* [実施する課題]:
a. 本文抜粋によると、第8話の視聴率は何パーセントでしたか。
b. 本文抜粋にある「薫は本当にいい人。」という文を英語に訳してください。
c. 本文抜粋のうち、「主題歌のように、もう恋なんか」から「であることを、大森は全身で示してくれる。」までを、その語句も含めて一字一句変えずに書き写してください。

* [本文抜粋]:
>>

多部未華子「私の家政夫ナギサさん」 大森南朋がナギサさんでよかった―― 来週が最終回だなんて 8話
イラスト/ゆいざえもん

次回が最終回だなんて……(泣) 「私の家政夫ナギサさん」8話

「この恋が実りますように〜♪」 あいみょんの主題歌「裸の心」がナギサさんの気持ちと重なるドンデン返し。『私の家政夫ナギサさん』(TBS系 毎週火曜よる10時〜)の第8話は、メイ(多部未華子)田所(瀬戸康史)の仲が接近しかかったら、ナギサさん(大森南朋)の心が揺れはじめ……。視聴率は16.7%(ビデオリサーチ調べ 関東地区)とまた上昇。

7話でメイがナギサさんに抱きついているところを目撃した田所。ナギサさんに「あなたは誰ですか?」と問い詰める。その流れでナギサさんを連れてメイの部屋に押しかけていくが、何も知らないメイは一生懸命「お父さん」扱い。そのときのナギサさんの顔……。そしてバレてることを知ったメイの「私はもう……死んでいる」。

ナギサさんが大森南朋でよかった。田所がメイの秘密を知って打ち解けていくなかで、徐々に感情を出してくる。もしかして7話で、後輩MR箸尾(松本若菜)に恋人がいなかったら……。ナギサさん、本当は彼女を想っていたのではないか、彼女を助けられなかったことをくよくよしていたのは失恋の傷が癒えなかったからではないか。

主題歌のように、もう恋なんかしないと臆病になってしまっていて。そんなときにメイが現れて、箸尾とメイの行動や考え方が似ていたから惹かれてしまい、でもその想いの実体を自覚しないように抑え込んでいて……と直接的なセリフがなくても、大森の表情の動きに、勝手にどんどん想像が沸いてしまう(主に「裸の心」に影響されての妄想です)。

大森南朋は、代表作「ハゲタカ」をはじめとした作品で、顔にグラデーションの影がかかってグレーな雰囲気の人物を演じてきた俳優で、『ナギサさん』ではお母さん思いで、お母さんになりたくて、「おじさん」と呼ばれるとちょっと傷つくような人物の心をみごとに演じている。

ハゲタカの人もナギサさんも環境の違いで人生、全然違うけれど、誰にだっていろいろな過去や秘密があることを、人間の心はとてもミステリアスであることを、大森は全身で示してくれる。

田所が隠しに隠して来た部屋の秘密がついに明らかに

ナギサさんがもてあます心を、薫(高橋メアリージュン)が察知する。薫は本当にいい人。好きだった田所がメイのことを好きだとわかってもくよくよしないでメイを応援するし、メイの恋を、会社の仕事をサポートするからと、さらに応援する人の善さ。ナギサさんのことを最も「おじさん」と連呼したことはさておく。

<<

* [対象データ]:
>>

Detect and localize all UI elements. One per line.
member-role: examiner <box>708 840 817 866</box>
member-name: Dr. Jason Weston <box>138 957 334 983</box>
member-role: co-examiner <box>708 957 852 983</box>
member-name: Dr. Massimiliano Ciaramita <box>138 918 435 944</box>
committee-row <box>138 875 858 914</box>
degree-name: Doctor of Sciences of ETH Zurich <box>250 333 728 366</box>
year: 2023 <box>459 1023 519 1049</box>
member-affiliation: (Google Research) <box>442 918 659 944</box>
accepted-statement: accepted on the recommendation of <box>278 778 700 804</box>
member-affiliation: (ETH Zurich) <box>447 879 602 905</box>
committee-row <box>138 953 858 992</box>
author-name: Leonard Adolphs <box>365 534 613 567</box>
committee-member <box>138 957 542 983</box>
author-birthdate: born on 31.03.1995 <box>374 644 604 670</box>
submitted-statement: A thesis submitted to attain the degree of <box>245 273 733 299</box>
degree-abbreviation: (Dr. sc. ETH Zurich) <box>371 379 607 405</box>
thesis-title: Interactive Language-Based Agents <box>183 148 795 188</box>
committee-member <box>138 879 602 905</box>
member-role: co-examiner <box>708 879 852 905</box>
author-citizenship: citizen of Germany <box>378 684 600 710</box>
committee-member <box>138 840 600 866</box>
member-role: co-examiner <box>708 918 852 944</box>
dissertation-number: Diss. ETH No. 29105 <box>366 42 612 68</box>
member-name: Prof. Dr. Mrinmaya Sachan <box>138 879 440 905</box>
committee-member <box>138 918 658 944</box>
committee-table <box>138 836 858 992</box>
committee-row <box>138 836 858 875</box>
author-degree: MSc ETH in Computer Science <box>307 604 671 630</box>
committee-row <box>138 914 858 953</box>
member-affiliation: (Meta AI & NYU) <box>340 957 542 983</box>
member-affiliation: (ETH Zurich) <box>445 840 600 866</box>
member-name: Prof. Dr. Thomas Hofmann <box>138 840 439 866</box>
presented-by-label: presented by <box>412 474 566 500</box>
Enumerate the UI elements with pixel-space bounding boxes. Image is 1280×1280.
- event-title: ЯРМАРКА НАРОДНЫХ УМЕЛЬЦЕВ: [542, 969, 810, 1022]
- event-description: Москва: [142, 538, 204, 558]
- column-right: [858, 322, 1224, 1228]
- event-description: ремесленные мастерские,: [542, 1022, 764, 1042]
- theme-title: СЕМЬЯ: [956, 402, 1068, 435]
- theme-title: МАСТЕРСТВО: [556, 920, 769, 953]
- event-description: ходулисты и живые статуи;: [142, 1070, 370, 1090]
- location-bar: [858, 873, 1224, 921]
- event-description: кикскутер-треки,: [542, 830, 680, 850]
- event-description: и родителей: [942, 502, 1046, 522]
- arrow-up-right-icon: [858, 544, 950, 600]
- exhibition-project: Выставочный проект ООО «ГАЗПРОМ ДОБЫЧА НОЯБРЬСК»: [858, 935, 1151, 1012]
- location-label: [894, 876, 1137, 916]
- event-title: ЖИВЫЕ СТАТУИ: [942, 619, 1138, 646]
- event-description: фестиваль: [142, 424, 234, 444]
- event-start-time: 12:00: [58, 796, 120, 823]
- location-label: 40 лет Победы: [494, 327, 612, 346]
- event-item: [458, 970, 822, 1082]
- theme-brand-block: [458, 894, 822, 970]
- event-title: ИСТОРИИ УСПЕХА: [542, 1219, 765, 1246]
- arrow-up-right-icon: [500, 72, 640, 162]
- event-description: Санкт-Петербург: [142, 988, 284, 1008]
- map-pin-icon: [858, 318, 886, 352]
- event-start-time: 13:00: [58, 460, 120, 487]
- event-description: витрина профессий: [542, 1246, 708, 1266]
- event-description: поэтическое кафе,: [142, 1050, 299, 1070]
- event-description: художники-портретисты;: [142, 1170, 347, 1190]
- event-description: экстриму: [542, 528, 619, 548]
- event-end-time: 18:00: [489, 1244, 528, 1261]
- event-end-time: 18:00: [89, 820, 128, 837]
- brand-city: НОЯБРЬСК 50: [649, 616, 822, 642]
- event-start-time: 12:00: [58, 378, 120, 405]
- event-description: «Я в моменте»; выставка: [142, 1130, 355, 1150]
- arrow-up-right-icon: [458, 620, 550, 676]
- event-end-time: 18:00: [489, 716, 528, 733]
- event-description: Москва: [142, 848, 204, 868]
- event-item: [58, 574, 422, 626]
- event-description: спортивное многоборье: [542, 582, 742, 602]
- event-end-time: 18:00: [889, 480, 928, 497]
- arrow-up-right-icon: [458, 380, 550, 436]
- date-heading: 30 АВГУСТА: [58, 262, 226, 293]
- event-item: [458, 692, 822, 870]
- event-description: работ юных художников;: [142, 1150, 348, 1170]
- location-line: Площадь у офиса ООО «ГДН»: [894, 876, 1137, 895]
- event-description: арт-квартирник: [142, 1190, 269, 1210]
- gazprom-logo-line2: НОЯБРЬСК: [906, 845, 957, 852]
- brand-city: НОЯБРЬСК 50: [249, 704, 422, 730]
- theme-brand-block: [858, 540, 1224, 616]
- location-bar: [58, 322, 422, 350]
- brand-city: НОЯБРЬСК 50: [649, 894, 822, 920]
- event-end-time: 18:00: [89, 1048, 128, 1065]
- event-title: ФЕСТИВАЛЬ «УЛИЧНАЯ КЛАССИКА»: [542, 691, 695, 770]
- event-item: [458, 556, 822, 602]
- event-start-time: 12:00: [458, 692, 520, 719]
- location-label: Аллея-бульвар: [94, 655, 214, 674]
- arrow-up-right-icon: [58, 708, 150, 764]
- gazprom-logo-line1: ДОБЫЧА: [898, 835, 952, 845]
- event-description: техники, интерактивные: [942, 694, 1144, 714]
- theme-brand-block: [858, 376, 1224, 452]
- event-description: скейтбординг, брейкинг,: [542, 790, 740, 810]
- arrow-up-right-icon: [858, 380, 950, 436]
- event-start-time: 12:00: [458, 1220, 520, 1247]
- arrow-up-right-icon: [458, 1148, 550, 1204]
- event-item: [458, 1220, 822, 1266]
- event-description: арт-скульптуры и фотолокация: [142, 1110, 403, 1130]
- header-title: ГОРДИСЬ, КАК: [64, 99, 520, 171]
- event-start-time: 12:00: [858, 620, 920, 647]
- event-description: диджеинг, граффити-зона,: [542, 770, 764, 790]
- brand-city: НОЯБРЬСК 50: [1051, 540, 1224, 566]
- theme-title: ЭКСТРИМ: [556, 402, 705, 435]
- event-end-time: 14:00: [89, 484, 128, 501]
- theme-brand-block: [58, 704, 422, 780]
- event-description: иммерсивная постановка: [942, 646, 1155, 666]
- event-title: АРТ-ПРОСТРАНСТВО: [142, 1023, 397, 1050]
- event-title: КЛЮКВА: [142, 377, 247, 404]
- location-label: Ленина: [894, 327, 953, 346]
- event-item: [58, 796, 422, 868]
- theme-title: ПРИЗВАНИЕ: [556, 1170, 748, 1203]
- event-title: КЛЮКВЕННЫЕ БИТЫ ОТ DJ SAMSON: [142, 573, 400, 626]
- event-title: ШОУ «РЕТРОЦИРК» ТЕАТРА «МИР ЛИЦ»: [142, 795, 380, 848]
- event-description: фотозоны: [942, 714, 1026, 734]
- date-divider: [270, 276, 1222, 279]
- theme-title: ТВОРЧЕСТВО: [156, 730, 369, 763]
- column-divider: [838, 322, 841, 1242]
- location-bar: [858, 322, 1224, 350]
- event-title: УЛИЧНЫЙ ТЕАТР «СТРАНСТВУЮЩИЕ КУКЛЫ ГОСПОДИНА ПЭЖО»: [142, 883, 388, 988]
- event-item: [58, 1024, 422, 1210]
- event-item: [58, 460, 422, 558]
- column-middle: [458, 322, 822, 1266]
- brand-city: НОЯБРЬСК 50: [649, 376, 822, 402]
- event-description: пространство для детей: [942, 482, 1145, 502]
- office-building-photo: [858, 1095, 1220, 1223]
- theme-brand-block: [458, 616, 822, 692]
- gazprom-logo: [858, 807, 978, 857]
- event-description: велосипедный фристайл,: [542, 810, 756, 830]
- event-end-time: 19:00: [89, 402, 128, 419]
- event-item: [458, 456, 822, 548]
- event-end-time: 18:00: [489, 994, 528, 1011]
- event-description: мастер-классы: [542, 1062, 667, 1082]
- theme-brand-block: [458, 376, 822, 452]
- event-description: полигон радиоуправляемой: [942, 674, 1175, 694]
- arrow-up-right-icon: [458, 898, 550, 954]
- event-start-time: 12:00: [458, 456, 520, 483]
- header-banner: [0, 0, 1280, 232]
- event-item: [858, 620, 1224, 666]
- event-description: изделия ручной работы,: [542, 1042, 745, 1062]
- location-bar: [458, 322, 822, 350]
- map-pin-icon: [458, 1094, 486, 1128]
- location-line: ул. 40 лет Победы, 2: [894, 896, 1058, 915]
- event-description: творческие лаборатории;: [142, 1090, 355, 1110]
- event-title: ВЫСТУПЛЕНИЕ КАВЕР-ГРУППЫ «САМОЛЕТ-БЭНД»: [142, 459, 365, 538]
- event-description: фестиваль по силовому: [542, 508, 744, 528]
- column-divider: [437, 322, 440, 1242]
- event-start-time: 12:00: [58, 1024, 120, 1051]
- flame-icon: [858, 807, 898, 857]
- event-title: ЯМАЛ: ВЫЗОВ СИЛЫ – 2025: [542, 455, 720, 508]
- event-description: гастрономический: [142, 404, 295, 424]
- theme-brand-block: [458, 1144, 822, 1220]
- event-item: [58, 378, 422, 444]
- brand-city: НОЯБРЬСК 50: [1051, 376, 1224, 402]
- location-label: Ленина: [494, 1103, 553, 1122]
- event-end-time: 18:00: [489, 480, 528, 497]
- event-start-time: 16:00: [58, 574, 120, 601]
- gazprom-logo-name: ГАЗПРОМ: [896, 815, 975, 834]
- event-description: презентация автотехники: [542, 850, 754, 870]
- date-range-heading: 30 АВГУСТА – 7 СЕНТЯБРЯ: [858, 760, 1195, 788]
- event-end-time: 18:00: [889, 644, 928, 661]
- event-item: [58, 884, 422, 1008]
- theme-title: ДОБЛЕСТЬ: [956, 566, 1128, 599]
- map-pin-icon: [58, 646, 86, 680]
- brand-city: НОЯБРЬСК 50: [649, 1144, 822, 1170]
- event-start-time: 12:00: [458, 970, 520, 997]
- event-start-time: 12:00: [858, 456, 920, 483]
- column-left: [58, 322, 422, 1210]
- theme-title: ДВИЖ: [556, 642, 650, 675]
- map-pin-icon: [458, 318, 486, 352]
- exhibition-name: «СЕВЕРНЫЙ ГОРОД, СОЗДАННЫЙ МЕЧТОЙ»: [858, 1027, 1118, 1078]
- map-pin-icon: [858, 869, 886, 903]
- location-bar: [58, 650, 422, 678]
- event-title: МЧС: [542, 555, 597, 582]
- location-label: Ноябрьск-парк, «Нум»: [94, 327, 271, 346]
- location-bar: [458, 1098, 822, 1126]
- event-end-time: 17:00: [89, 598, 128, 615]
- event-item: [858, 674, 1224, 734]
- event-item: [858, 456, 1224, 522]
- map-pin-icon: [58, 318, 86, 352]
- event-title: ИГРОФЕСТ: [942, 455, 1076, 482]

<<

* [各項目の解答]:
a. 16.7%

b. Kaoru is a truly good person.

c.
主題歌のように、もう恋なんかしないと臆病になってしまっていて。そんなときにメイが現れて、箸尾とメイの行動や考え方が似ていたから惹かれてしまい、でもその想いの実体を自覚しないように抑え込んでいて……と直接的なセリフがなくても、大森の表情の動きに、勝手にどんどん想像が沸いてしまう(主に「裸の心」に影響されての妄想です)。

大森南朋は、代表作「ハゲタカ」をはじめとした作品で、顔にグラデーションの影がかかってグレーな雰囲気の人物を演じてきた俳優で、『ナギサさん』ではお母さん思いで、お母さんになりたくて、「おじさん」と呼ばれるとちょっと傷つくような人物の心をみごとに演じている。

ハゲタカの人もナギサさんも環境の違いで人生、全然違うけれど、誰にだっていろいろな過去や秘密があることを、人間の心はとてもミステリアスであることを、大森は全身で示してくれる。